» OBJECTIVE
Copy all records verbatim.

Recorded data
+ + + + +

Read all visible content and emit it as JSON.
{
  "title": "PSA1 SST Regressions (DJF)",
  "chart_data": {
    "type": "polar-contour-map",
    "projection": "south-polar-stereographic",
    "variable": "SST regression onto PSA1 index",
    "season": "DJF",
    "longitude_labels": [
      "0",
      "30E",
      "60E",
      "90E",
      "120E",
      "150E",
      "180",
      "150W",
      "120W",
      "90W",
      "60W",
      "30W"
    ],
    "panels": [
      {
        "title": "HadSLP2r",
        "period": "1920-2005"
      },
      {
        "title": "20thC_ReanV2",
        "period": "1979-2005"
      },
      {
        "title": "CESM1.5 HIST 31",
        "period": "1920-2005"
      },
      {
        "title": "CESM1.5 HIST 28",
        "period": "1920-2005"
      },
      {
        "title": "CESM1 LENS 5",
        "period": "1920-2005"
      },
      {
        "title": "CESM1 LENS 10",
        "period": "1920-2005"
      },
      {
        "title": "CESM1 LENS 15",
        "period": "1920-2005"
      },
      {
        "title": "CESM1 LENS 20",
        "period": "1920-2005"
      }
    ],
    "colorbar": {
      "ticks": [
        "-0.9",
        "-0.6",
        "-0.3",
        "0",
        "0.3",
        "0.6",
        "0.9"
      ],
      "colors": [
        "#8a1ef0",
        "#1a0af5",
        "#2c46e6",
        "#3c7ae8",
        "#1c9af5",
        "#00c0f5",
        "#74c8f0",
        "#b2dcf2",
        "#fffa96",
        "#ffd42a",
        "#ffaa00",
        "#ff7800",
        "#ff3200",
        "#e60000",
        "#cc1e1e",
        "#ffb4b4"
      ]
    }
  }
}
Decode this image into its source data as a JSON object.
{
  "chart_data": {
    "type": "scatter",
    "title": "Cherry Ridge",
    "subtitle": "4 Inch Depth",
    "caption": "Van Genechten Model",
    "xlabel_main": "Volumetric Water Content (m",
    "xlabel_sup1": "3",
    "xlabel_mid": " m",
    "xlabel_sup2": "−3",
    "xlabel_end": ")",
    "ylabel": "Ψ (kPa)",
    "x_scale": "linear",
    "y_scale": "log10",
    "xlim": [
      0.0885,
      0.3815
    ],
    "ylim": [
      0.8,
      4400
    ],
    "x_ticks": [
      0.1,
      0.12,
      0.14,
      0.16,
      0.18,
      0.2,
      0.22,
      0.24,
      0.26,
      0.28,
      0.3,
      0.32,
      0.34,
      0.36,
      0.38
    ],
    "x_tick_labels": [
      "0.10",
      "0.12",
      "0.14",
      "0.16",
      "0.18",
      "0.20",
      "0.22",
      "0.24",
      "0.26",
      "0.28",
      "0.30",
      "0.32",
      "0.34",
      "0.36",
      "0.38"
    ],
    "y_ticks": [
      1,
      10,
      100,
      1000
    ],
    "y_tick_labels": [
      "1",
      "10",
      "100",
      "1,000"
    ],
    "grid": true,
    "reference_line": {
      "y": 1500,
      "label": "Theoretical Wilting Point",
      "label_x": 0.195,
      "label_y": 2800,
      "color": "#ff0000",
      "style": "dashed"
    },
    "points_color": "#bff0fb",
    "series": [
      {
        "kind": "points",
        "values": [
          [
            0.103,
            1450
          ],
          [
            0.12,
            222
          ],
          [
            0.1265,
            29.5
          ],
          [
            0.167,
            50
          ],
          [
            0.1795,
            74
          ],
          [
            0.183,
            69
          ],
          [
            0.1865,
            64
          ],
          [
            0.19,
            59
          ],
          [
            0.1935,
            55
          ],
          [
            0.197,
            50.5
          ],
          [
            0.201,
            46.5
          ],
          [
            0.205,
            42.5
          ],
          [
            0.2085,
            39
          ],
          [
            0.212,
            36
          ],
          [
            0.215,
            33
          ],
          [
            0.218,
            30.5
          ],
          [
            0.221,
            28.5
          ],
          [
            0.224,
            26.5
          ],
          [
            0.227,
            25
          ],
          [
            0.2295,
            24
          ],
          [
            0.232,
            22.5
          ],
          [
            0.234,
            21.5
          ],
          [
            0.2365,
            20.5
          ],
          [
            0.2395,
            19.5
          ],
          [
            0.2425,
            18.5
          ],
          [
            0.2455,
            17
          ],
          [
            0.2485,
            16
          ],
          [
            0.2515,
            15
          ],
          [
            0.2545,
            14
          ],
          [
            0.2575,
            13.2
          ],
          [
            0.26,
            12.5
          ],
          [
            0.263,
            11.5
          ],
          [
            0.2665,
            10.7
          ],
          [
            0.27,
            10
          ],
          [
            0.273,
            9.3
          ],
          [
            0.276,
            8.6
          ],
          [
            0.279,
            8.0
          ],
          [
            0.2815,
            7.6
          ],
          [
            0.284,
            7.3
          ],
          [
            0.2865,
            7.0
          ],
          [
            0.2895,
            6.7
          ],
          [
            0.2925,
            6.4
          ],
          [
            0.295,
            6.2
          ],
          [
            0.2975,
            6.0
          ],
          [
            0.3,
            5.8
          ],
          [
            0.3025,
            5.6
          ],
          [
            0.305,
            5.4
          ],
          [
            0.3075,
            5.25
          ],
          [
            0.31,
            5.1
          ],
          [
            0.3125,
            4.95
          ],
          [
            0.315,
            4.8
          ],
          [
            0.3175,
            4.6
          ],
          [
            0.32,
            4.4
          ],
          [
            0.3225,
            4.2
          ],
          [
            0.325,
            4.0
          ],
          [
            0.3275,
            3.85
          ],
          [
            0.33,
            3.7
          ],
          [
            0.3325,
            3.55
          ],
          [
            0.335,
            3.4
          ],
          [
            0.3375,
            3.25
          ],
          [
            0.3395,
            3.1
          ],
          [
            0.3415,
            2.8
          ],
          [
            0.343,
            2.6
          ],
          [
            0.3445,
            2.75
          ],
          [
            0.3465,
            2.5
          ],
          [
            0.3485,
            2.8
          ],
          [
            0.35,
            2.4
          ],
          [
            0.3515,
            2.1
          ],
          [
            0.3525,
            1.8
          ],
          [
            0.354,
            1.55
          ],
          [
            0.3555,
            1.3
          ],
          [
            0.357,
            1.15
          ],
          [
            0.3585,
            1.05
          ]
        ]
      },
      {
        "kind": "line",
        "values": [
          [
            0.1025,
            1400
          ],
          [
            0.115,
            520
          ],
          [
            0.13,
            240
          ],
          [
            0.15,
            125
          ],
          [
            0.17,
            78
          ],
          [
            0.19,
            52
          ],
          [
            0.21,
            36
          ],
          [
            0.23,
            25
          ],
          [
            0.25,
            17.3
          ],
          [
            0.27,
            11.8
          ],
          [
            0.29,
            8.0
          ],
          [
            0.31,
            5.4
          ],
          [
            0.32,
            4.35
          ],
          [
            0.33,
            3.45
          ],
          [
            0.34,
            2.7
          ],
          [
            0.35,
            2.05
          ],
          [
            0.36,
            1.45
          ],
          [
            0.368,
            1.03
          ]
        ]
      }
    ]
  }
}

+ + + + +

» EXERCISE ANSWER
Read all visible content and emit it as JSON.
{
  "title": "PSA1 SST Regressions (DJF)",
  "chart_data": {
    "type": "polar-contour-map",
    "projection": "south-polar-stereographic",
    "variable": "SST regression onto PSA1 index",
    "season": "DJF",
    "longitude_labels": [
      "0",
      "30E",
      "60E",
      "90E",
      "120E",
      "150E",
      "180",
      "150W",
      "120W",
      "90W",
      "60W",
      "30W"
    ],
    "panels": [
      {
        "title": "HadSLP2r",
        "period": "1920-2005"
      },
      {
        "title": "20thC_ReanV2",
        "period": "1979-2005"
      },
      {
        "title": "CESM1.5 HIST 31",
        "period": "1920-2005"
      },
      {
        "title": "CESM1.5 HIST 28",
        "period": "1920-2005"
      },
      {
        "title": "CESM1 LENS 5",
        "period": "1920-2005"
      },
      {
        "title": "CESM1 LENS 10",
        "period": "1920-2005"
      },
      {
        "title": "CESM1 LENS 15",
        "period": "1920-2005"
      },
      {
        "title": "CESM1 LENS 20",
        "period": "1920-2005"
      }
    ],
    "colorbar": {
      "ticks": [
        "-0.9",
        "-0.6",
        "-0.3",
        "0",
        "0.3",
        "0.6",
        "0.9"
      ],
      "colors": [
        "#8a1ef0",
        "#1a0af5",
        "#2c46e6",
        "#3c7ae8",
        "#1c9af5",
        "#00c0f5",
        "#74c8f0",
        "#b2dcf2",
        "#fffa96",
        "#ffd42a",
        "#ffaa00",
        "#ff7800",
        "#ff3200",
        "#e60000",
        "#cc1e1e",
        "#ffb4b4"
      ]
    }
  }
}
Decode this image into its source data as a JSON object.
{
  "chart_data": {
    "type": "scatter",
    "title": "Cherry Ridge",
    "subtitle": "4 Inch Depth",
    "caption": "Van Genechten Model",
    "xlabel_main": "Volumetric Water Content (m",
    "xlabel_sup1": "3",
    "xlabel_mid": " m",
    "xlabel_sup2": "−3",
    "xlabel_end": ")",
    "ylabel": "Ψ (kPa)",
    "x_scale": "linear",
    "y_scale": "log10",
    "xlim": [
      0.0885,
      0.3815
    ],
    "ylim": [
      0.8,
      4400
    ],
    "x_ticks": [
      0.1,
      0.12,
      0.14,
      0.16,
      0.18,
      0.2,
      0.22,
      0.24,
      0.26,
      0.28,
      0.3,
      0.32,
      0.34,
      0.36,
      0.38
    ],
    "x_tick_labels": [
      "0.10",
      "0.12",
      "0.14",
      "0.16",
      "0.18",
      "0.20",
      "0.22",
      "0.24",
      "0.26",
      "0.28",
      "0.30",
      "0.32",
      "0.34",
      "0.36",
      "0.38"
    ],
    "y_ticks": [
      1,
      10,
      100,
      1000
    ],
    "y_tick_labels": [
      "1",
      "10",
      "100",
      "1,000"
    ],
    "grid": true,
    "reference_line": {
      "y": 1500,
      "label": "Theoretical Wilting Point",
      "label_x": 0.195,
      "label_y": 2800,
      "color": "#ff0000",
      "style": "dashed"
    },
    "points_color": "#bff0fb",
    "series": [
      {
        "kind": "points",
        "values": [
          [
            0.103,
            1450
          ],
          [
            0.12,
            222
          ],
          [
            0.1265,
            29.5
          ],
          [
            0.167,
            50
          ],
          [
            0.1795,
            74
          ],
          [
            0.183,
            69
          ],
          [
            0.1865,
            64
          ],
          [
            0.19,
            59
          ],
          [
            0.1935,
            55
          ],
          [
            0.197,
            50.5
          ],
          [
            0.201,
            46.5
          ],
          [
            0.205,
            42.5
          ],
          [
            0.2085,
            39
          ],
          [
            0.212,
            36
          ],
          [
            0.215,
            33
          ],
          [
            0.218,
            30.5
          ],
          [
            0.221,
            28.5
          ],
          [
            0.224,
            26.5
          ],
          [
            0.227,
            25
          ],
          [
            0.2295,
            24
          ],
          [
            0.232,
            22.5
          ],
          [
            0.234,
            21.5
          ],
          [
            0.2365,
            20.5
          ],
          [
            0.2395,
            19.5
          ],
          [
            0.2425,
            18.5
          ],
          [
            0.2455,
            17
          ],
          [
            0.2485,
            16
          ],
          [
            0.2515,
            15
          ],
          [
            0.2545,
            14
          ],
          [
            0.2575,
            13.2
          ],
          [
            0.26,
            12.5
          ],
          [
            0.263,
            11.5
          ],
          [
            0.2665,
            10.7
          ],
          [
            0.27,
            10
          ],
          [
            0.273,
            9.3
          ],
          [
            0.276,
            8.6
          ],
          [
            0.279,
            8.0
          ],
          [
            0.2815,
            7.6
          ],
          [
            0.284,
            7.3
          ],
          [
            0.2865,
            7.0
          ],
          [
            0.2895,
            6.7
          ],
          [
            0.2925,
            6.4
          ],
          [
            0.295,
            6.2
          ],
          [
            0.2975,
            6.0
          ],
          [
            0.3,
            5.8
          ],
          [
            0.3025,
            5.6
          ],
          [
            0.305,
            5.4
          ],
          [
            0.3075,
            5.25
          ],
          [
            0.31,
            5.1
          ],
          [
            0.3125,
            4.95
          ],
          [
            0.315,
            4.8
          ],
          [
            0.3175,
            4.6
          ],
          [
            0.32,
            4.4
          ],
          [
            0.3225,
            4.2
          ],
          [
            0.325,
            4.0
          ],
          [
            0.3275,
            3.85
          ],
          [
            0.33,
            3.7
          ],
          [
            0.3325,
            3.55
          ],
          [
            0.335,
            3.4
          ],
          [
            0.3375,
            3.25
          ],
          [
            0.3395,
            3.1
          ],
          [
            0.3415,
            2.8
          ],
          [
            0.343,
            2.6
          ],
          [
            0.3445,
            2.75
          ],
          [
            0.3465,
            2.5
          ],
          [
            0.3485,
            2.8
          ],
          [
            0.35,
            2.4
          ],
          [
            0.3515,
            2.1
          ],
          [
            0.3525,
            1.8
          ],
          [
            0.354,
            1.55
          ],
          [
            0.3555,
            1.3
          ],
          [
            0.357,
            1.15
          ],
          [
            0.3585,
            1.05
          ]
        ]
      },
      {
        "kind": "line",
        "values": [
          [
            0.1025,
            1400
          ],
          [
            0.115,
            520
          ],
          [
            0.13,
            240
          ],
          [
            0.15,
            125
          ],
          [
            0.17,
            78
          ],
          [
            0.19,
            52
          ],
          [
            0.21,
            36
          ],
          [
            0.23,
            25
          ],
          [
            0.25,
            17.3
          ],
          [
            0.27,
            11.8
          ],
          [
            0.29,
            8.0
          ],
          [
            0.31,
            5.4
          ],
          [
            0.32,
            4.35
          ],
          [
            0.33,
            3.45
          ],
          [
            0.34,
            2.7
          ],
          [
            0.35,
            2.05
          ],
          [
            0.36,
            1.45
          ],
          [
            0.368,
            1.03
          ]
        ]
      }
    ]
  }
}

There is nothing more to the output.